__Set task__.
Identify all lines in the listing that include the word "income", and copy them out.

(Dataset records)

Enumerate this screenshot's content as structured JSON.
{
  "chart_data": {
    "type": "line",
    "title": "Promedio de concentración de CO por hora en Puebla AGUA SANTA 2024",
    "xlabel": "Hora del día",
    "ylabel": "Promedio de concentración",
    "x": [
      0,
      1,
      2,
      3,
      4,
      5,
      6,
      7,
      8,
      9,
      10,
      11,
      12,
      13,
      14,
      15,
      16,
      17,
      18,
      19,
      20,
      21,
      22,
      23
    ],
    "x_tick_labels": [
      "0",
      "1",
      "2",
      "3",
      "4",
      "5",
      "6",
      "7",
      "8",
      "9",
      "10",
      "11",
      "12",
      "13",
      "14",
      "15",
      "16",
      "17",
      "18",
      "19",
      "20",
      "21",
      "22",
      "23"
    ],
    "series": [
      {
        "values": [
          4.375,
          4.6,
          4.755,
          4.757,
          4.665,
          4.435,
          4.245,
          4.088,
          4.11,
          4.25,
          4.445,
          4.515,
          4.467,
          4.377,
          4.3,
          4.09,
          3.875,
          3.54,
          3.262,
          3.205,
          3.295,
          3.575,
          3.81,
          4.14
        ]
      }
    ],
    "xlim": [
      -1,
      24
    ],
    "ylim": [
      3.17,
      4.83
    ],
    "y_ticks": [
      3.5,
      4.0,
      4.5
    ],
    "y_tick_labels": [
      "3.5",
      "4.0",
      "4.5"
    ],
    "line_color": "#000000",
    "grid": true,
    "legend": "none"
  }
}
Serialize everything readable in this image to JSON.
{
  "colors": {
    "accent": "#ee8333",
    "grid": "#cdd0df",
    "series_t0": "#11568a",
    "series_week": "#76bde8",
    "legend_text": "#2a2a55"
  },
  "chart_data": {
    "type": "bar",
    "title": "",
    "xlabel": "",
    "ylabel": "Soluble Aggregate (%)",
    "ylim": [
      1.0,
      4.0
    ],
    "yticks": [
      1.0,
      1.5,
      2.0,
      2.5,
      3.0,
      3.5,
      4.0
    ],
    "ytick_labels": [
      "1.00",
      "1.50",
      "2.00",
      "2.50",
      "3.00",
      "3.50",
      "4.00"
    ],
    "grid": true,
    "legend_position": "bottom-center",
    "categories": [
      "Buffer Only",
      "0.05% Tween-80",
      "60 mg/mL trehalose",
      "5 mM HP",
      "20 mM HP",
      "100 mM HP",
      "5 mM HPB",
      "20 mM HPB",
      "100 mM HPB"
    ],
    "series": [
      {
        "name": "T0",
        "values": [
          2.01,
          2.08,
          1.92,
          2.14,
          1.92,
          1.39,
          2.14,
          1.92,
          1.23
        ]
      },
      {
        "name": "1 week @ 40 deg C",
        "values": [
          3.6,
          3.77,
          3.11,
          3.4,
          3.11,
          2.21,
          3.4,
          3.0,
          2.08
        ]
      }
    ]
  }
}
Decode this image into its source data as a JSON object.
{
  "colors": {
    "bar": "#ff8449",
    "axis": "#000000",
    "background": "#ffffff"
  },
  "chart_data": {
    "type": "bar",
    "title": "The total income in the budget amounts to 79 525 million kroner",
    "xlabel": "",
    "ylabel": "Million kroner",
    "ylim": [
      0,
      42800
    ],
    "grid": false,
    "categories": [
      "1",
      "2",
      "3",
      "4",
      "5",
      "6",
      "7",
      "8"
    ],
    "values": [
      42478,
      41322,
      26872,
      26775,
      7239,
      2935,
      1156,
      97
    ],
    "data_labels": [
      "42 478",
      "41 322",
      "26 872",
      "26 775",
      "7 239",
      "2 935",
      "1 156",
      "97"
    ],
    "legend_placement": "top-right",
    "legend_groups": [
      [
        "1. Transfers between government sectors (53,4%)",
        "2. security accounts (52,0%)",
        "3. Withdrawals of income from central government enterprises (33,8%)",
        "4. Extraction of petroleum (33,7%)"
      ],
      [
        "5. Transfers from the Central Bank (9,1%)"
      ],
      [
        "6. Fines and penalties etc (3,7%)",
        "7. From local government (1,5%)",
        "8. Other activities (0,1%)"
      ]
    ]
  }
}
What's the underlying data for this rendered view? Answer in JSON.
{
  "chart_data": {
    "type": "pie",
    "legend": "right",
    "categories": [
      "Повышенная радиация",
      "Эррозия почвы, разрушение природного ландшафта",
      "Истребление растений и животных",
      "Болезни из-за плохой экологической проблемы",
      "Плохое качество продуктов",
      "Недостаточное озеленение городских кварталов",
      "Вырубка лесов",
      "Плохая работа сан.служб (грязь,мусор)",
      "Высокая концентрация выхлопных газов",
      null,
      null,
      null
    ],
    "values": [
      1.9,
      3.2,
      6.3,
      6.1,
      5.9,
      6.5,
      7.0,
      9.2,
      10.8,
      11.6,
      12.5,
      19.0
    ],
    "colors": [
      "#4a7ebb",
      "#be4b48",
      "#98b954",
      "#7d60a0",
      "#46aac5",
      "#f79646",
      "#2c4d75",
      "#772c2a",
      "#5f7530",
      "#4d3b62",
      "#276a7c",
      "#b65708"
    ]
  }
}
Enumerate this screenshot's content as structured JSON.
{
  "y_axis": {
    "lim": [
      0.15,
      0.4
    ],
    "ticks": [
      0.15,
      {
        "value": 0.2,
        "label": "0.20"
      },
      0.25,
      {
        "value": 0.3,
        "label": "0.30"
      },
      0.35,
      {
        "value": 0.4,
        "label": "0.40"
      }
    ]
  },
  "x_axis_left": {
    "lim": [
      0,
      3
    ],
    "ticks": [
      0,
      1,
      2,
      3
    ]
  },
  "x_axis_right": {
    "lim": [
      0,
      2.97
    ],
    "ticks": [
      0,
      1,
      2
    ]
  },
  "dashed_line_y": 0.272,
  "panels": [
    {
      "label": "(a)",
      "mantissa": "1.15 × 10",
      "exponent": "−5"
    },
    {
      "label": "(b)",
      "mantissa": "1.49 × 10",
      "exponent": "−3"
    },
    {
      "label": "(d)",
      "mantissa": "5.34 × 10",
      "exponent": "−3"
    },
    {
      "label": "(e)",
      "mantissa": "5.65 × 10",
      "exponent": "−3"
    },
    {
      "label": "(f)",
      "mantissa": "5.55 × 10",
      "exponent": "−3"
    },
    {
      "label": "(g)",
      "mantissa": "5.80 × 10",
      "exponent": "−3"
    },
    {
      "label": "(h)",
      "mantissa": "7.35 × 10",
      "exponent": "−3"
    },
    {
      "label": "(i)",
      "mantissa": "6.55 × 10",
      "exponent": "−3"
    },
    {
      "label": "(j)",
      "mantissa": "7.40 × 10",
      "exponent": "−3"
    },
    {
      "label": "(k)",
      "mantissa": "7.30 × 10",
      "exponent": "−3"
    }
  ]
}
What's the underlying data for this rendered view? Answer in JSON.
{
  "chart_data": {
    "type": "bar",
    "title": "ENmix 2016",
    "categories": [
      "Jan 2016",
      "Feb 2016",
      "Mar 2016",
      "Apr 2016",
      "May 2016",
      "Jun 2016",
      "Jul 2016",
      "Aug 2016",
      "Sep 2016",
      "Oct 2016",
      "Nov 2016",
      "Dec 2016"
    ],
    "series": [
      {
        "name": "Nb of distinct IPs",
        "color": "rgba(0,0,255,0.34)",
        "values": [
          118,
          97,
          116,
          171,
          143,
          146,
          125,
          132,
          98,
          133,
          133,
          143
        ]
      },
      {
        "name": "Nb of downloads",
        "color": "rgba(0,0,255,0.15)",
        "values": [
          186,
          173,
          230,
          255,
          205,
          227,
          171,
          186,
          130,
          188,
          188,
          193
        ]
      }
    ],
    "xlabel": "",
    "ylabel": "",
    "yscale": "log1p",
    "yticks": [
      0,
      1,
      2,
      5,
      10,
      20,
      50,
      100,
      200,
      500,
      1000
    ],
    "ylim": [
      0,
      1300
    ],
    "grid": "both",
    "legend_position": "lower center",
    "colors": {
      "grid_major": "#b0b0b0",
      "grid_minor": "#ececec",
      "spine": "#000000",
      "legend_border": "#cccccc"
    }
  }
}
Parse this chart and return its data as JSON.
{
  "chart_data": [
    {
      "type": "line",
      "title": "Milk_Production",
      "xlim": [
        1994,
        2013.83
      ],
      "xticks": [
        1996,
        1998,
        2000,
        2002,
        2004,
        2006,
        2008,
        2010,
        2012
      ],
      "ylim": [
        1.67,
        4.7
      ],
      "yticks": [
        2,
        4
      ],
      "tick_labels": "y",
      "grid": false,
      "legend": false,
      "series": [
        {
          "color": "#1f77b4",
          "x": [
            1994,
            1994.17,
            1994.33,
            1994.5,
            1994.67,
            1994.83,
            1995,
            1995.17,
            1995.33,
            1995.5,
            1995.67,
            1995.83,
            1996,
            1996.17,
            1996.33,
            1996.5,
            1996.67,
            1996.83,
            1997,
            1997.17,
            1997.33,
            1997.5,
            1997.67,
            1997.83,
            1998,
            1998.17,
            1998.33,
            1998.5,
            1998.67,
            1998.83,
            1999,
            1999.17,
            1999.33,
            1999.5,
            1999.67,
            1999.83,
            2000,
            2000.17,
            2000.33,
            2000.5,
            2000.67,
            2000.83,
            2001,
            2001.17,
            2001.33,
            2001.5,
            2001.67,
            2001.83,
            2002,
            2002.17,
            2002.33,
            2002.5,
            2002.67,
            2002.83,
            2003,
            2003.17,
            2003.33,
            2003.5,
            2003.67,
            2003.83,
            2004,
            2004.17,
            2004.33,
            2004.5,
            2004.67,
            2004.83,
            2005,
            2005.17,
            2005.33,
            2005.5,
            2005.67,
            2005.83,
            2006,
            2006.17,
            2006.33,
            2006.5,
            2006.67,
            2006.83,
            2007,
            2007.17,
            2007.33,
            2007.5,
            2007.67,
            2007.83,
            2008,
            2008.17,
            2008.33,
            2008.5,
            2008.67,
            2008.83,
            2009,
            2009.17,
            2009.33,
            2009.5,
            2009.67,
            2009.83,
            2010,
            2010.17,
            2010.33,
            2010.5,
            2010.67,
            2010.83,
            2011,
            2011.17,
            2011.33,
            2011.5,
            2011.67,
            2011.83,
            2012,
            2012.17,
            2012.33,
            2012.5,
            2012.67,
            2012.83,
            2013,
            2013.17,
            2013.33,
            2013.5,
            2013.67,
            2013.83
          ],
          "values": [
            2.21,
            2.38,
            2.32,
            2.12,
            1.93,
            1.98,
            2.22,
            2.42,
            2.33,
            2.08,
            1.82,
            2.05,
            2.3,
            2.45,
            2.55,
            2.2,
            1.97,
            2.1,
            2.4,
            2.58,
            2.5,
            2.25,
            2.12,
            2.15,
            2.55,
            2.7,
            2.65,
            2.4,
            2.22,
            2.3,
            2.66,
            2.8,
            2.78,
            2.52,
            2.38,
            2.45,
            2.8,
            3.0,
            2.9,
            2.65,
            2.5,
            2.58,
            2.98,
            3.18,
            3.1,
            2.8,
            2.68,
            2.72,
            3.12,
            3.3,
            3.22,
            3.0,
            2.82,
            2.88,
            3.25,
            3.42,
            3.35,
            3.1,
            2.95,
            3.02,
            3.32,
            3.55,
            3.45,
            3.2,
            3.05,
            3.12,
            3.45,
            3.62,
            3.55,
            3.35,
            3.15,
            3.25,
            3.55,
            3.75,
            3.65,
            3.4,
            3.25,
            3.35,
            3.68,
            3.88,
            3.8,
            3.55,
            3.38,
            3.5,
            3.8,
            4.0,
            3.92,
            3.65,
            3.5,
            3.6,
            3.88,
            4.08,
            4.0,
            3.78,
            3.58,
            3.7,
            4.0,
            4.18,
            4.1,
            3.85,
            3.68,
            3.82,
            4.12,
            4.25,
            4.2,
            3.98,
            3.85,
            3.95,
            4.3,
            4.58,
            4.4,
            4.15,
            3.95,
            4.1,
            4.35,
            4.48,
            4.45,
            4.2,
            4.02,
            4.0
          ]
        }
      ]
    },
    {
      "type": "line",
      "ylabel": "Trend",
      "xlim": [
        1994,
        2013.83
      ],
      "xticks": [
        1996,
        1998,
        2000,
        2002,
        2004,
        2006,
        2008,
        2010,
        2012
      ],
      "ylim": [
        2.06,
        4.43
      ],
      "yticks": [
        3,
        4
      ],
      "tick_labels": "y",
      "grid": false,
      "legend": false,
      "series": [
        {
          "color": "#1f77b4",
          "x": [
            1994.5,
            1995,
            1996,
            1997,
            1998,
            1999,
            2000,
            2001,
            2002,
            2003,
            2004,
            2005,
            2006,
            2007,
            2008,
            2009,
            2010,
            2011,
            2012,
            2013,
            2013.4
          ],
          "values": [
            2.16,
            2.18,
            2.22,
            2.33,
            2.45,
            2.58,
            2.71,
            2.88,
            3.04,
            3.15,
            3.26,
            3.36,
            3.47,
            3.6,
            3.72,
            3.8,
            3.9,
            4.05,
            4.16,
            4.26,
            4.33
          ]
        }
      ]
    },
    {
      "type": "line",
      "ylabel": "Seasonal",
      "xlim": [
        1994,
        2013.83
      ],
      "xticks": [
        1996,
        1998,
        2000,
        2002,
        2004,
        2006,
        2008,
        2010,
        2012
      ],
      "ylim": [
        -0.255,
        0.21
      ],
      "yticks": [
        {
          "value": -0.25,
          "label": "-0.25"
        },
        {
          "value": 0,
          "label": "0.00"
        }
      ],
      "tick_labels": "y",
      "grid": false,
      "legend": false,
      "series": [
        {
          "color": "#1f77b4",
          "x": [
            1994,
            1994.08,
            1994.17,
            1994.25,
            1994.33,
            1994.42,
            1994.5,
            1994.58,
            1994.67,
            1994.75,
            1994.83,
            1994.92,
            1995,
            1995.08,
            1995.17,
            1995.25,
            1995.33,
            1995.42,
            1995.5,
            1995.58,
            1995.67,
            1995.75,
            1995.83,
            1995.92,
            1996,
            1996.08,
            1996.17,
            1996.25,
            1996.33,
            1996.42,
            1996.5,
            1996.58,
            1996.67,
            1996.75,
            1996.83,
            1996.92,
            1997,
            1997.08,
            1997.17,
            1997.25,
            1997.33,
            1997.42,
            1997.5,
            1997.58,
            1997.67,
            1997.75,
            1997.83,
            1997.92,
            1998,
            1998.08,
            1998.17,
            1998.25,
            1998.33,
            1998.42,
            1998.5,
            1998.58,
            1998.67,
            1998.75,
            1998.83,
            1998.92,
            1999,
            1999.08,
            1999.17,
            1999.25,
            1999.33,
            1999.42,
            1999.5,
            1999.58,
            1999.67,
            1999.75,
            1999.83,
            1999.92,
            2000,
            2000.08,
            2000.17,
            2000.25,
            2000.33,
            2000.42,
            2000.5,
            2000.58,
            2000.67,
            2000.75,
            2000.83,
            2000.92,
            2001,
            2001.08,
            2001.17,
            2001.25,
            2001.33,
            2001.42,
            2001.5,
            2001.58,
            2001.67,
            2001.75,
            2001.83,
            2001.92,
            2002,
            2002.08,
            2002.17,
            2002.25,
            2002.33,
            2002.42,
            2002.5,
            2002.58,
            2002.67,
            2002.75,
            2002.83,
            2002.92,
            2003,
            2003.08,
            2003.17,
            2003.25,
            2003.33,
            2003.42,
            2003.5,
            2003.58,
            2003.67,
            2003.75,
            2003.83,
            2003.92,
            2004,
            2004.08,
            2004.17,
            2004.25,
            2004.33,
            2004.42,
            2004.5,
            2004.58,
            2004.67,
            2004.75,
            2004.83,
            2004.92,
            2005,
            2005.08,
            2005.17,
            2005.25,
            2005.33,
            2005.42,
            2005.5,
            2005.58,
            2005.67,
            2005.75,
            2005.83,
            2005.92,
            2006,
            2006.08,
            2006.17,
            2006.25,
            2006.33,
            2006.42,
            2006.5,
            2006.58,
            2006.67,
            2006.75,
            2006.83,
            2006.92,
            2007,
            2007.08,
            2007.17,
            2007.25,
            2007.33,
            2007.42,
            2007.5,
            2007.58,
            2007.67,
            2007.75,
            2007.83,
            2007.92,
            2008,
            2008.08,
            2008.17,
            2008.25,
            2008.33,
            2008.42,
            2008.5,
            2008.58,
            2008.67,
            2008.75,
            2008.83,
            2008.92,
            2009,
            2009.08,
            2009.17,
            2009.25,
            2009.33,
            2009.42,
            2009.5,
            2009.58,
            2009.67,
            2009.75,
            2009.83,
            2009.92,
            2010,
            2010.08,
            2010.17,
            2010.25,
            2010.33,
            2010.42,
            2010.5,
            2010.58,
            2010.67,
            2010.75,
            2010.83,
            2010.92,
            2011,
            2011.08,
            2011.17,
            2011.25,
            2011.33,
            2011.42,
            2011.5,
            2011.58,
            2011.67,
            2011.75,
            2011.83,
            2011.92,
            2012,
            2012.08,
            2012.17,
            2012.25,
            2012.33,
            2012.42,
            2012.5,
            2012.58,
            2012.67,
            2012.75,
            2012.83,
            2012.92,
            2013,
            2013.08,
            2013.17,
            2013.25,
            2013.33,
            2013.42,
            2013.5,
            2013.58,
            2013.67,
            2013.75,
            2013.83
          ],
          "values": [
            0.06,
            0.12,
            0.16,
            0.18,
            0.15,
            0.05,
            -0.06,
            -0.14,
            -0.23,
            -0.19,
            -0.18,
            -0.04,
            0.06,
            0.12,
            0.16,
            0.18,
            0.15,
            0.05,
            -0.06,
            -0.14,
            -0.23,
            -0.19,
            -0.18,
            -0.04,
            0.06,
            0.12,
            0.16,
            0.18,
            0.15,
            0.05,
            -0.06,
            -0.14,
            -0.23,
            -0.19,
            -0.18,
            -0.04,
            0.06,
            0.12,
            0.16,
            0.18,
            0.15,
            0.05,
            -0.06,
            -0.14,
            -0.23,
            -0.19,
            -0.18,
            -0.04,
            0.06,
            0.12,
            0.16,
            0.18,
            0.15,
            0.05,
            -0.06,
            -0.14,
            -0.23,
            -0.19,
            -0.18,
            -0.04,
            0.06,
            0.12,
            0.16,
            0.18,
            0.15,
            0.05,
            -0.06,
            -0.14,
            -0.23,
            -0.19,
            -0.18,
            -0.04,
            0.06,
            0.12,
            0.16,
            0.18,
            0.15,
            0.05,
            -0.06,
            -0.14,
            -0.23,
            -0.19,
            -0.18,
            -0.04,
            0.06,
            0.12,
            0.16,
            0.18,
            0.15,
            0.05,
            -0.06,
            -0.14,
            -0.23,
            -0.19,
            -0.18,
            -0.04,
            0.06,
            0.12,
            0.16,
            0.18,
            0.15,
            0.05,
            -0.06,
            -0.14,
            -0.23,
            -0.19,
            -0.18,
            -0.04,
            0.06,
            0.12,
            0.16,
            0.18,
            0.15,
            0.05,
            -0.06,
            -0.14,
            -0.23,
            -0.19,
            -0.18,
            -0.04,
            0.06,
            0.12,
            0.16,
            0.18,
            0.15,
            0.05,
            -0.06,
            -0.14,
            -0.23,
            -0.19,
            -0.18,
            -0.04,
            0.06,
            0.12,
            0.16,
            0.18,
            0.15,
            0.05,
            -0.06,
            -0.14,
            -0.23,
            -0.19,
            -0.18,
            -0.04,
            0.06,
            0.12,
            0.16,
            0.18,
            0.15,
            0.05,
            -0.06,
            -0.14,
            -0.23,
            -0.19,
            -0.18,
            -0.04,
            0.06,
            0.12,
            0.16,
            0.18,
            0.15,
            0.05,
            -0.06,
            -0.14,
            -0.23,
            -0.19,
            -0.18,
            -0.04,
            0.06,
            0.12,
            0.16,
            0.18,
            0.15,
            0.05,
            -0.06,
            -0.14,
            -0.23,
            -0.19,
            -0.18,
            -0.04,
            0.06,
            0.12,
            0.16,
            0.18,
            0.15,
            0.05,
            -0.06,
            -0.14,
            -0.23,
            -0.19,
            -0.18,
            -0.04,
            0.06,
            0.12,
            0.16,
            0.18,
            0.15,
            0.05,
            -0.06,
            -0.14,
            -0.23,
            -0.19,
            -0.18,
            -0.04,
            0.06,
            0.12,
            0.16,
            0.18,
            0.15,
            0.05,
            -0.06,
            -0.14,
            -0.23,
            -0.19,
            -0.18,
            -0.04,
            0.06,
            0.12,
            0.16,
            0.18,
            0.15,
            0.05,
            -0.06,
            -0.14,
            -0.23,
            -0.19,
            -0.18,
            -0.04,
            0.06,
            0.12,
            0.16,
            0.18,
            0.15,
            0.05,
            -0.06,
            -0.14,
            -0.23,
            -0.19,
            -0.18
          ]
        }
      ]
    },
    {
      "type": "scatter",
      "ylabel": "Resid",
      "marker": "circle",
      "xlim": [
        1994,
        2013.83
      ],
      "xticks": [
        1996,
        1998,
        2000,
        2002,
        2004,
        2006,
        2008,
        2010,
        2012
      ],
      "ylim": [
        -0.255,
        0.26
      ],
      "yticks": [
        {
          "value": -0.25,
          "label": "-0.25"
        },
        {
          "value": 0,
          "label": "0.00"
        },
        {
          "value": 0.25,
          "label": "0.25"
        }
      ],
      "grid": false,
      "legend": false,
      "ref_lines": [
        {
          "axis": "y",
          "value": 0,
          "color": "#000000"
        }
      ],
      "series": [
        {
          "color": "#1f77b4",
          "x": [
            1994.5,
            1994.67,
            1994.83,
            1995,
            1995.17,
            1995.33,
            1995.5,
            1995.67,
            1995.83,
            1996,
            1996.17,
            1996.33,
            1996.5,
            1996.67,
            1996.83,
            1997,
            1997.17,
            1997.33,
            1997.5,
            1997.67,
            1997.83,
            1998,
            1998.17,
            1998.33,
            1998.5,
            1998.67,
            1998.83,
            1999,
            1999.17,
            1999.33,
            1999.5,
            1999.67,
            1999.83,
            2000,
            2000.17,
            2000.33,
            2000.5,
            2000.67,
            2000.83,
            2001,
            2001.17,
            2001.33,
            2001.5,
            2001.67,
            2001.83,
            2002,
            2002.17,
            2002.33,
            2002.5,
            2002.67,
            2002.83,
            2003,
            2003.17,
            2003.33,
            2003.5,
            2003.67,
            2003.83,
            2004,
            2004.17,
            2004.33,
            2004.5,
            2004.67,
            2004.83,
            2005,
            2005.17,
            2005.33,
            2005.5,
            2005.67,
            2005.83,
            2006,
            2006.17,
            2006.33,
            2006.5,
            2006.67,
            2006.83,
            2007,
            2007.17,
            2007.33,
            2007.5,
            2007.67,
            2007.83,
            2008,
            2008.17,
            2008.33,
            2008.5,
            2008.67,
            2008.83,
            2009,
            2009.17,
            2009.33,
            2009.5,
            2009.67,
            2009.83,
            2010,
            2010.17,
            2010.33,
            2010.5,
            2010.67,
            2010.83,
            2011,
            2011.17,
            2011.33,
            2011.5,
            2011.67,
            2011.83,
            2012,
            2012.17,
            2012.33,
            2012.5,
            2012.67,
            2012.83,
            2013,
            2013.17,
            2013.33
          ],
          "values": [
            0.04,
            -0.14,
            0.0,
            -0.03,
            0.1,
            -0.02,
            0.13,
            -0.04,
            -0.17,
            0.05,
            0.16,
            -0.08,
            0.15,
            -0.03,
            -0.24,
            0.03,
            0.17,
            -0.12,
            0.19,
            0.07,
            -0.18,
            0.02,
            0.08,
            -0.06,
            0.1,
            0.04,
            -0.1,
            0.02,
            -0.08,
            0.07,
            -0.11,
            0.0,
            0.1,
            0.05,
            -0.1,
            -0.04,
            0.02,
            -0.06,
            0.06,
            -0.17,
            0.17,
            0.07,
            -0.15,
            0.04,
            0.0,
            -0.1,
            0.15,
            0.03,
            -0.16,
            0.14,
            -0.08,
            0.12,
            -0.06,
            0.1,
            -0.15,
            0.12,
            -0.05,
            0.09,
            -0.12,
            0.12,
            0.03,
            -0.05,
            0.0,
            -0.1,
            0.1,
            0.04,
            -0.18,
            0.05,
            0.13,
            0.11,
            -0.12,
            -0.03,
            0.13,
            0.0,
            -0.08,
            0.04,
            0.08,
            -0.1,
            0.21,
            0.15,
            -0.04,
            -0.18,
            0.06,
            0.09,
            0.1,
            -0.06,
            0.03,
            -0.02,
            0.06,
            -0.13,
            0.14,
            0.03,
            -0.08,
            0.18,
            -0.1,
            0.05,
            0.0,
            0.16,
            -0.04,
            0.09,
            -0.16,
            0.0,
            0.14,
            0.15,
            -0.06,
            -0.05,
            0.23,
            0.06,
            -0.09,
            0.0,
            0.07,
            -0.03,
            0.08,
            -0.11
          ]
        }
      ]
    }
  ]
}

__Task response__.
    "title": "The total income in the budget amounts to 79 525 million kroner",
        "3. Withdrawals of income from central government enterprises (33,8%)",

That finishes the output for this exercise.